# Outside The Wire



## Dog Walker (26 Dec 2007)

I have received a new book for Christmas dealing with the Canadians in Afghanistan called ‘Outside the Wire, the War in Afghanistan in the words of its Participants” Kevin Patterson and Jane Warren editors. I haven’t started to read it yet so I can’t make any comments about its content. But here is a link to Chapters Indigo with the details.  

http://www.chapters.indigo.ca/books/Outside-Wire-War-Afghanistan-Words-Kevin-Patterson-Jane-Warren/9780307356260-item.html?ref=Search+Books%3a+%2527Outside+the+Wire%2527


----------



## Dog Walker (5 Jan 2008)

I am about three quarters of the way through the book “Outside the Wire” Those who enjoyed Christie Blatchford’s book “Fifteen Days” should also enjoy reading this book. Like Blatchford’s book each chapter is a separate story. However, these are written in the first person by the participants. While much of the content includes soldier’s accounts of combat, the book fills in some of the gaps left by Blatchford’s book. It includes accounts of development work being carried out by Canada’s soldiers as well civilian aid workers. It also gives more insight into the Afghan culture and their way of doing business.


----------



## midget-boyd91 (15 Jan 2008)

Looks like Canada AM interviewed Kevin Patterson, the author yesterday morning. CTV now has a piece on the book in their "Specials" section.

http://www.ctv.ca/servlet/ArticleNews/story/CTVNews/20080114/patterson_book_080114/20080114?hub=Specials



> 'Outside the Wire' offers frontline view of war
> 
> Updated Tue. Jan. 15 2008 6:40 AM ET
> 
> ...




Midget


----------



## Mike Bobbitt (16 Jan 2008)

───

Work to complete –
1. In the forum thread about the book "Outside the Wire," who are named as the book's editors?
2. Print the forum thread about "Outside the Wire" from "## Dog Walker (5" up to and including "(15 Jan 2008)".
3. Carry on the forum thread about the book "Outside the Wire" from its final line.

Stored data –
───

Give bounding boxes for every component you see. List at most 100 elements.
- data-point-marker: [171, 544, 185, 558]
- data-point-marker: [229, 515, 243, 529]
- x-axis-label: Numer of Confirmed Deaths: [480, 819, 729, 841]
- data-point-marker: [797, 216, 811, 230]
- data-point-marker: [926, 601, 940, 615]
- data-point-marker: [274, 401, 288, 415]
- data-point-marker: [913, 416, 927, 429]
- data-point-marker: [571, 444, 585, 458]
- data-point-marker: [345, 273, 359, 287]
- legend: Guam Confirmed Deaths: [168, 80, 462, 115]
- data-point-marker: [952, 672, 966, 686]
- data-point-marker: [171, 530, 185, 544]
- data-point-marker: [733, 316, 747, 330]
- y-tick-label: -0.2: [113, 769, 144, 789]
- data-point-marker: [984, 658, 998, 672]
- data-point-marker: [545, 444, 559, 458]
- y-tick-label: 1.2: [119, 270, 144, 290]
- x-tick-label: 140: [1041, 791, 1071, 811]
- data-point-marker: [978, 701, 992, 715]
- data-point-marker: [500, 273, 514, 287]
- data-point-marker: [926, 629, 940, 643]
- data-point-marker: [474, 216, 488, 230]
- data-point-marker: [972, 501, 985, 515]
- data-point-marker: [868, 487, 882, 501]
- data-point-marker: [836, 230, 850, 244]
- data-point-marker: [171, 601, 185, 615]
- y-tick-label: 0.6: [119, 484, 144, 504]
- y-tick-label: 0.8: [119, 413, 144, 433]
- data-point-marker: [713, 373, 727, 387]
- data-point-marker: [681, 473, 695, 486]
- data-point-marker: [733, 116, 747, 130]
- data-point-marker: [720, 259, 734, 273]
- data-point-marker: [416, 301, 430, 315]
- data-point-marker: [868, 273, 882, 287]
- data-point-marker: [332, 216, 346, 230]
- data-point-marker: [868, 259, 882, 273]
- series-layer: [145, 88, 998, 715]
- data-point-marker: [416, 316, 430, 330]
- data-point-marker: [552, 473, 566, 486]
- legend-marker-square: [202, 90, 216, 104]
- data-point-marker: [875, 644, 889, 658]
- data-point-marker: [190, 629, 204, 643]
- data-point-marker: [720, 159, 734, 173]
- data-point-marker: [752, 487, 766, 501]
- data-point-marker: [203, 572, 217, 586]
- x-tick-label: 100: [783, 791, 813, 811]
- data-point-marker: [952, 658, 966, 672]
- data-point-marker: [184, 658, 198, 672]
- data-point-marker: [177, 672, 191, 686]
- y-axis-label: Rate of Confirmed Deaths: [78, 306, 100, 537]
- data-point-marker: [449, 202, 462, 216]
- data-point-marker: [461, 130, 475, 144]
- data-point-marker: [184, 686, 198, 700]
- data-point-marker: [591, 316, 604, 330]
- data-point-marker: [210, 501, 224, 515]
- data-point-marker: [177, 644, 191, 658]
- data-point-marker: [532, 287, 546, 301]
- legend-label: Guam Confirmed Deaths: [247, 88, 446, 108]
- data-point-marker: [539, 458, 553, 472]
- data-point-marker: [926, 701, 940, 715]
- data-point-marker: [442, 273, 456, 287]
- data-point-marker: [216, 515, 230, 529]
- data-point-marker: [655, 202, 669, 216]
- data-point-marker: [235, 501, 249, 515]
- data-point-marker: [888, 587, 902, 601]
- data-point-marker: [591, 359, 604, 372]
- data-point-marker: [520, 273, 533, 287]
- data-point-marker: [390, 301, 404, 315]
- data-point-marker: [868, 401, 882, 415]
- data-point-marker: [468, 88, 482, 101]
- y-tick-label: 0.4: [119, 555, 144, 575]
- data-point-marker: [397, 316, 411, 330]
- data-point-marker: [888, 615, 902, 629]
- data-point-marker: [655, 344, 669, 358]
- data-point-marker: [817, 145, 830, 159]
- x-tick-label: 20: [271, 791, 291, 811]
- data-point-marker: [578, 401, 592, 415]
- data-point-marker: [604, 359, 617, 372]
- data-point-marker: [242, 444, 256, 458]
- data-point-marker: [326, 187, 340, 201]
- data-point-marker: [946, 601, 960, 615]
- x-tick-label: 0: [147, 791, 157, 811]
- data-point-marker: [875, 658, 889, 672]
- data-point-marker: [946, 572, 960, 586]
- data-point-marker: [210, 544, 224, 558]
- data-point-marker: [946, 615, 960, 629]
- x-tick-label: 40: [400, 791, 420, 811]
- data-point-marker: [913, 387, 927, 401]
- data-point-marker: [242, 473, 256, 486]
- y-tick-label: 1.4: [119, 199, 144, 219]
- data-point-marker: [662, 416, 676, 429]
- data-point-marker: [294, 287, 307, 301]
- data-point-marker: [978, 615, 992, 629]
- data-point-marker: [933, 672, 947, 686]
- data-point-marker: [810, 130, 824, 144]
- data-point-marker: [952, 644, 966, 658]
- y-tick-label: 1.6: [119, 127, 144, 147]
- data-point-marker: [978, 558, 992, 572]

───

Responses to the exercise –
1. Kevin Patterson and Jane Warren

2.
## Dog Walker (5 Jan 2008)

I am about three quarters of the way through the book “Outside the Wire” Those who enjoyed Christie Blatchford’s book “Fifteen Days” should also enjoy reading this book. Like Blatchford’s book each chapter is a separate story. However, these are written in the first person by the participants. While much of the content includes soldier’s accounts of combat, the book fills in some of the gaps left by Blatchford’s book. It includes accounts of development work being carried out by Canada’s soldiers as well civilian aid workers. It also gives more insight into the Afghan culture and their way of doing business.


----------



## midget-boyd91 (15 Jan 2008)

3.
Just picked it up, I'll post a layman's review (as that's the only perspective I have) once I get through it. I have to say, I'm anticipating good things after a quick leaf-through.


----------



## sjm (13 Feb 2008)

Just finished it.  Not a bad read. Thanks to the NDHQ library system I didn't have to pay for it.  The die-hards might want a copy for thier collections but I preferred 15 Days by-far.

Still worth the read but I can't see a re-read in the future.

For those collecting the soldiers' stories, a quick google of the blogs out there might be a better source.

All-in-all I might still pick up a copy for myself sometime down the road, gotta support those Canadian authors, eh.


----------



## guns_and_roses (7 Mar 2008)

I have just began reading it. So far its a great book,and I hope to finish by the end of next week.


----------



## UCModFloppy (12 Mar 2008)

Reading this book right after "Fifteen Days" is really amazing as most of the stories overlap. Its great to see more than one perspective of the same situation. The stories from the aid workers are quite well done as well. They should both be required reading for anyone interested in what our men and women are doing in Afghanistan. Kudos!


----------



## Mike Bobbitt (6 Apr 2008)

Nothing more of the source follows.